(Collected data)

──────

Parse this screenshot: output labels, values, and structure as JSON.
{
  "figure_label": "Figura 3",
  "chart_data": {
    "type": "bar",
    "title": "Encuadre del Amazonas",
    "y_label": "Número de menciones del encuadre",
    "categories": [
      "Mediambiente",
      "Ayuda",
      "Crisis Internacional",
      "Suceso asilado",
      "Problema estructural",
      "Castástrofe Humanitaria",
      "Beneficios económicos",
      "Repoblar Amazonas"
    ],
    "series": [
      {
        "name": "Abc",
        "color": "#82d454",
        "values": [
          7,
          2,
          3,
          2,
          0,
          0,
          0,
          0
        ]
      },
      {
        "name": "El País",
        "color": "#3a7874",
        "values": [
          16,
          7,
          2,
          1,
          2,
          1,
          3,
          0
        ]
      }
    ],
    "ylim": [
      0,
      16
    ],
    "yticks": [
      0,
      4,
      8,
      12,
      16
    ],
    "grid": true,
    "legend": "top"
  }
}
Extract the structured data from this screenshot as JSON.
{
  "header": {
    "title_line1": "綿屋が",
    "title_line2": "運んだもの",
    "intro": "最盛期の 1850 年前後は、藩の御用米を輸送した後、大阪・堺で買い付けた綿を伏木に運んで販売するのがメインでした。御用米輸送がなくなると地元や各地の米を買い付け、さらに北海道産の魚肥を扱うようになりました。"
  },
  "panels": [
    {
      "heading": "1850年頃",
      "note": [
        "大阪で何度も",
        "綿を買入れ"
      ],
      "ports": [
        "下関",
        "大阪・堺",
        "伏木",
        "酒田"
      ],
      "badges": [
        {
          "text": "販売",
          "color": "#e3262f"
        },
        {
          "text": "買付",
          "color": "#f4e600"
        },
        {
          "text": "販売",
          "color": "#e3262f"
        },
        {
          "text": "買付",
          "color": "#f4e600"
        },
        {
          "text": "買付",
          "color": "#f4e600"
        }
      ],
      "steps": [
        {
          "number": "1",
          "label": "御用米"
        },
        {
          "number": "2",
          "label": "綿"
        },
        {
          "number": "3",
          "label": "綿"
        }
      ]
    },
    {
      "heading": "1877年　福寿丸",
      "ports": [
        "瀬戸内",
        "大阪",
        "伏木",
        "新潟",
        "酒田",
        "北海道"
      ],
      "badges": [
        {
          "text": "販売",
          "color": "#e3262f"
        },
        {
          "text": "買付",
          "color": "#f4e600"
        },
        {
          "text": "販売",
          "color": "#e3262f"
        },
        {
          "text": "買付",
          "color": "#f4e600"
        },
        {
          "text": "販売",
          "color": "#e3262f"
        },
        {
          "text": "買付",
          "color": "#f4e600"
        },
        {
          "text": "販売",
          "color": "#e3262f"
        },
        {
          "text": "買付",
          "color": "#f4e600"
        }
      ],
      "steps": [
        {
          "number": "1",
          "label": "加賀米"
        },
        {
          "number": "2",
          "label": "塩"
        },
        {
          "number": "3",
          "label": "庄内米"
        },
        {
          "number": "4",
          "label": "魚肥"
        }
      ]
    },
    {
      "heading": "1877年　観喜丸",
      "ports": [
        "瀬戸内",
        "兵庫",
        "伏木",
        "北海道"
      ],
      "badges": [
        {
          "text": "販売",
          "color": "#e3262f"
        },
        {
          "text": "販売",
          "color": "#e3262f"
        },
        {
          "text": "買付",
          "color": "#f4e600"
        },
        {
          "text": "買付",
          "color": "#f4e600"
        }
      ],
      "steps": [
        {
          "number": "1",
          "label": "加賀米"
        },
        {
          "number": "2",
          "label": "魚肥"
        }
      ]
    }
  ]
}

──────

Locate the word "Amazonas" in the entries, and copy every line where it is found.

    "title": "Encuadre del Amazonas",
      "Repoblar Amazonas"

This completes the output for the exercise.